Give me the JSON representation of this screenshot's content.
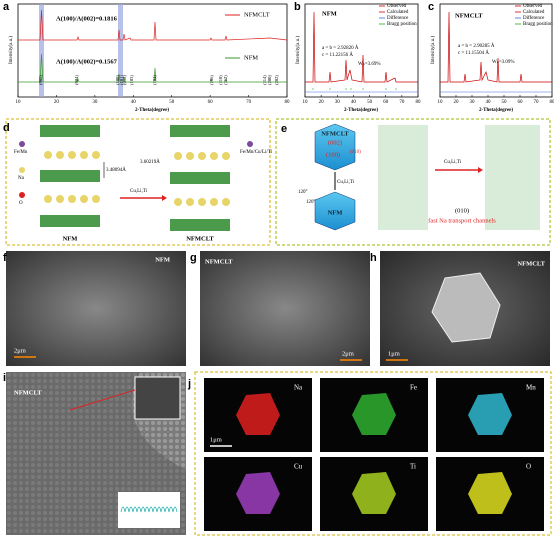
{
  "panels": {
    "a": {
      "label": "a",
      "legend": [
        "NFMCLT",
        "NFM"
      ],
      "ratio_top": "A(100)/A(002)=0.1816",
      "ratio_bottom": "A(100)/A(002)=0.1567",
      "ylabel": "Intensity(a.u.)",
      "xlabel": "2-Theta(degree)",
      "xlim": [
        10,
        80
      ],
      "xticks": [
        10,
        20,
        30,
        40,
        50,
        60,
        70,
        80
      ],
      "peaks": [
        "(002)",
        "(004)",
        "(100)",
        "(101)",
        "(012)",
        "(103)",
        "(104)",
        "(106)",
        "(110)",
        "(112)",
        "(114)",
        "(200)",
        "(202)"
      ]
    },
    "b": {
      "label": "b",
      "name": "NFM",
      "legend": [
        "Observed",
        "Calculated",
        "Difference",
        "Bragg position"
      ],
      "lattice_a": "a = b = 2.92820 Å",
      "lattice_c": "c = 11.22156 Å",
      "wr": "Wₚ=3.69%",
      "ylabel": "Intensity(a.u.)",
      "xlabel": "2-Theta(degree)",
      "xlim": [
        10,
        80
      ],
      "xticks": [
        10,
        20,
        30,
        40,
        50,
        60,
        70,
        80
      ]
    },
    "c": {
      "label": "c",
      "name": "NFMCLT",
      "legend": [
        "Observed",
        "Calculated",
        "Difference",
        "Bragg position"
      ],
      "lattice_a": "a = b = 2.90285 Å",
      "lattice_c": "c = 11.15504 Å",
      "wr": "Wₚ=3.09%",
      "ylabel": "Intensity(a.u.)",
      "xlabel": "2-Theta(degree)",
      "xlim": [
        10,
        80
      ],
      "xticks": [
        10,
        20,
        30,
        40,
        50,
        60,
        70,
        80
      ]
    },
    "d": {
      "label": "d",
      "key": [
        "Fe/Mn",
        "Na",
        "O",
        "Fe/Mn/Cu/Li/Ti"
      ],
      "spacing_left": "3.48094Å",
      "spacing_right": "3.60219Å",
      "dopant": "Cu,Li,Ti",
      "left": "NFM",
      "right": "NFMCLT"
    },
    "e": {
      "label": "e",
      "top": "NFMCLT",
      "face1": "(002)",
      "face2": "(100)",
      "face3": "(010)",
      "bottom": "NFM",
      "dopant": "Cu,Li,Ti",
      "angle1": "120°",
      "angle2": "120°",
      "dopant2": "Cu,Li,Ti",
      "channel": "(010)",
      "note": "fast Na transport channels"
    },
    "f": {
      "label": "f",
      "name": "NFM",
      "scale": "2μm"
    },
    "g": {
      "label": "g",
      "name": "NFMCLT",
      "scale": "2μm"
    },
    "h": {
      "label": "h",
      "name": "NFMCLT",
      "scale": "1μm"
    },
    "i": {
      "label": "i",
      "name": "NFMCLT"
    },
    "j": {
      "label": "j",
      "elements": [
        "Na",
        "Fe",
        "Mn",
        "Cu",
        "Ti",
        "O"
      ],
      "scale": "1μm"
    }
  }
}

- _EXERCISE INSTRUCTIONS_: Take the entries shown above and quote them verbatim, passing over the pictures.

- _THE SOLUTION_:
Give me the JSON representation of this screenshot's content.
{
  "panels": {
    "a": {
      "label": "a",
      "legend": [
        "NFMCLT",
        "NFM"
      ],
      "ratio_top": "A(100)/A(002)=0.1816",
      "ratio_bottom": "A(100)/A(002)=0.1567",
      "ylabel": "Intensity(a.u.)",
      "xlabel": "2-Theta(degree)",
      "xlim": [
        10,
        80
      ],
      "xticks": [
        10,
        20,
        30,
        40,
        50,
        60,
        70,
        80
      ],
      "peaks": [
        "(002)",
        "(004)",
        "(100)",
        "(101)",
        "(012)",
        "(103)",
        "(104)",
        "(106)",
        "(110)",
        "(112)",
        "(114)",
        "(200)",
        "(202)"
      ]
    },
    "b": {
      "label": "b",
      "name": "NFM",
      "legend": [
        "Observed",
        "Calculated",
        "Difference",
        "Bragg position"
      ],
      "lattice_a": "a = b = 2.92820 Å",
      "lattice_c": "c = 11.22156 Å",
      "wr": "Wₚ=3.69%",
      "ylabel": "Intensity(a.u.)",
      "xlabel": "2-Theta(degree)",
      "xlim": [
        10,
        80
      ],
      "xticks": [
        10,
        20,
        30,
        40,
        50,
        60,
        70,
        80
      ]
    },
    "c": {
      "label": "c",
      "name": "NFMCLT",
      "legend": [
        "Observed",
        "Calculated",
        "Difference",
        "Bragg position"
      ],
      "lattice_a": "a = b = 2.90285 Å",
      "lattice_c": "c = 11.15504 Å",
      "wr": "Wₚ=3.09%",
      "ylabel": "Intensity(a.u.)",
      "xlabel": "2-Theta(degree)",
      "xlim": [
        10,
        80
      ],
      "xticks": [
        10,
        20,
        30,
        40,
        50,
        60,
        70,
        80
      ]
    },
    "d": {
      "label": "d",
      "key": [
        "Fe/Mn",
        "Na",
        "O",
        "Fe/Mn/Cu/Li/Ti"
      ],
      "spacing_left": "3.48094Å",
      "spacing_right": "3.60219Å",
      "dopant": "Cu,Li,Ti",
      "left": "NFM",
      "right": "NFMCLT"
    },
    "e": {
      "label": "e",
      "top": "NFMCLT",
      "face1": "(002)",
      "face2": "(100)",
      "face3": "(010)",
      "bottom": "NFM",
      "dopant": "Cu,Li,Ti",
      "angle1": "120°",
      "angle2": "120°",
      "dopant2": "Cu,Li,Ti",
      "channel": "(010)",
      "note": "fast Na transport channels"
    },
    "f": {
      "label": "f",
      "name": "NFM",
      "scale": "2μm"
    },
    "g": {
      "label": "g",
      "name": "NFMCLT",
      "scale": "2μm"
    },
    "h": {
      "label": "h",
      "name": "NFMCLT",
      "scale": "1μm"
    },
    "i": {
      "label": "i",
      "name": "NFMCLT"
    },
    "j": {
      "label": "j",
      "elements": [
        "Na",
        "Fe",
        "Mn",
        "Cu",
        "Ti",
        "O"
      ],
      "scale": "1μm"
    }
  }
}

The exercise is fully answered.